>> START

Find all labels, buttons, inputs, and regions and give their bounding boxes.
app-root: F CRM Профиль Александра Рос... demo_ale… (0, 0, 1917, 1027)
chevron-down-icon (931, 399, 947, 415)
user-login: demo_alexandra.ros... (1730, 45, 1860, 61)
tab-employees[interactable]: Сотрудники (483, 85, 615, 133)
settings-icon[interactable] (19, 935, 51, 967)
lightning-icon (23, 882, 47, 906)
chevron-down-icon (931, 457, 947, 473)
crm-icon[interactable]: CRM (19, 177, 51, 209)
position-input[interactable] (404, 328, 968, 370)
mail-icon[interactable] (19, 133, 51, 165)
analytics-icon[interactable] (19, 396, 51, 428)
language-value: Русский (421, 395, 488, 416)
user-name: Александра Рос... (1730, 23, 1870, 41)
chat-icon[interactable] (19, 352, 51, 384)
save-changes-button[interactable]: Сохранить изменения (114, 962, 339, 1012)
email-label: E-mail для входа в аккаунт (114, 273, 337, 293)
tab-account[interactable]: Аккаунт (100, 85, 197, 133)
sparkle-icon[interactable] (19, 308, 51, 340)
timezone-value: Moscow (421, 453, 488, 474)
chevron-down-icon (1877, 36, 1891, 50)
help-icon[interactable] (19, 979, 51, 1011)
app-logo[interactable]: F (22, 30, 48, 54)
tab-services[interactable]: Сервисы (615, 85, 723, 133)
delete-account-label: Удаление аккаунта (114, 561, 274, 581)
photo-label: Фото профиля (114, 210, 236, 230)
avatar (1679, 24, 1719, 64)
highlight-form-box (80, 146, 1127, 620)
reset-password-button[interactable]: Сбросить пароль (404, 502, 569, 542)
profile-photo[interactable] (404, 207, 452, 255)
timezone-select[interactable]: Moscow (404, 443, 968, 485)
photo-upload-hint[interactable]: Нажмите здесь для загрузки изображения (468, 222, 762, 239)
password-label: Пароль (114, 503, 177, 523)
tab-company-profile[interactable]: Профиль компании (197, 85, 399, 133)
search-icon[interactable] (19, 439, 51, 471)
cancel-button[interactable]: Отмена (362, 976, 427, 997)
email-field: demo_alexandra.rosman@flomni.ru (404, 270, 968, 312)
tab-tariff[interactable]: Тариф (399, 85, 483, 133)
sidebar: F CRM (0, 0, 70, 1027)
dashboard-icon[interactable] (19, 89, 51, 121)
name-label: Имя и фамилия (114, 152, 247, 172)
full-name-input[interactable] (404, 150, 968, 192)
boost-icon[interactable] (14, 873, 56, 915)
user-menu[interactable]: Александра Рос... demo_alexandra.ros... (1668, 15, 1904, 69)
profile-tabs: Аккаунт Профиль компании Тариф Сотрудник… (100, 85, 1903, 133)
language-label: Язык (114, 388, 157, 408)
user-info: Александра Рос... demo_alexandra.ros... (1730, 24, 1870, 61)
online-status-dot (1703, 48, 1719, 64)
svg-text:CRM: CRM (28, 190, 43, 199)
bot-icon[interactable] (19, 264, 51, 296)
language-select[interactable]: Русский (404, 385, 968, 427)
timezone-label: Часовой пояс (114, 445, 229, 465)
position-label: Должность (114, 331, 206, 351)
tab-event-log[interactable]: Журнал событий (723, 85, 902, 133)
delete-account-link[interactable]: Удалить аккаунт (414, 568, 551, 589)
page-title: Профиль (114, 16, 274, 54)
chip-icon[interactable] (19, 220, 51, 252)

>> END

# [GOAL]
Update all of the lines above by replacing every "chevron-down-icon" with "arrow-down-icon", leaving everything else unchanged.

# [SOLVED EXERCISE]
Find all labels, buttons, inputs, and regions and give their bounding boxes.
app-root: F CRM Профиль Александра Рос... demo_ale… (0, 0, 1917, 1027)
arrow-down-icon (931, 399, 947, 415)
user-login: demo_alexandra.ros... (1730, 45, 1860, 61)
tab-employees[interactable]: Сотрудники (483, 85, 615, 133)
settings-icon[interactable] (19, 935, 51, 967)
lightning-icon (23, 882, 47, 906)
arrow-down-icon (931, 457, 947, 473)
crm-icon[interactable]: CRM (19, 177, 51, 209)
position-input[interactable] (404, 328, 968, 370)
mail-icon[interactable] (19, 133, 51, 165)
analytics-icon[interactable] (19, 396, 51, 428)
language-value: Русский (421, 395, 488, 416)
user-name: Александра Рос... (1730, 23, 1870, 41)
chat-icon[interactable] (19, 352, 51, 384)
save-changes-button[interactable]: Сохранить изменения (114, 962, 339, 1012)
email-label: E-mail для входа в аккаунт (114, 273, 337, 293)
tab-account[interactable]: Аккаунт (100, 85, 197, 133)
sparkle-icon[interactable] (19, 308, 51, 340)
timezone-value: Moscow (421, 453, 488, 474)
arrow-down-icon (1877, 36, 1891, 50)
help-icon[interactable] (19, 979, 51, 1011)
app-logo[interactable]: F (22, 30, 48, 54)
tab-services[interactable]: Сервисы (615, 85, 723, 133)
delete-account-label: Удаление аккаунта (114, 561, 274, 581)
photo-label: Фото профиля (114, 210, 236, 230)
avatar (1679, 24, 1719, 64)
highlight-form-box (80, 146, 1127, 620)
reset-password-button[interactable]: Сбросить пароль (404, 502, 569, 542)
profile-photo[interactable] (404, 207, 452, 255)
timezone-select[interactable]: Moscow (404, 443, 968, 485)
photo-upload-hint[interactable]: Нажмите здесь для загрузки изображения (468, 222, 762, 239)
password-label: Пароль (114, 503, 177, 523)
tab-company-profile[interactable]: Профиль компании (197, 85, 399, 133)
search-icon[interactable] (19, 439, 51, 471)
cancel-button[interactable]: Отмена (362, 976, 427, 997)
email-field: demo_alexandra.rosman@flomni.ru (404, 270, 968, 312)
tab-tariff[interactable]: Тариф (399, 85, 483, 133)
sidebar: F CRM (0, 0, 70, 1027)
dashboard-icon[interactable] (19, 89, 51, 121)
name-label: Имя и фамилия (114, 152, 247, 172)
full-name-input[interactable] (404, 150, 968, 192)
boost-icon[interactable] (14, 873, 56, 915)
user-menu[interactable]: Александра Рос... demo_alexandra.ros... (1668, 15, 1904, 69)
profile-tabs: Аккаунт Профиль компании Тариф Сотрудник… (100, 85, 1903, 133)
language-label: Язык (114, 388, 157, 408)
user-info: Александра Рос... demo_alexandra.ros... (1730, 24, 1870, 61)
online-status-dot (1703, 48, 1719, 64)
svg-text:CRM: CRM (28, 190, 43, 199)
bot-icon[interactable] (19, 264, 51, 296)
language-select[interactable]: Русский (404, 385, 968, 427)
timezone-label: Часовой пояс (114, 445, 229, 465)
position-label: Должность (114, 331, 206, 351)
tab-event-log[interactable]: Журнал событий (723, 85, 902, 133)
delete-account-link[interactable]: Удалить аккаунт (414, 568, 551, 589)
page-title: Профиль (114, 16, 274, 54)
chip-icon[interactable] (19, 220, 51, 252)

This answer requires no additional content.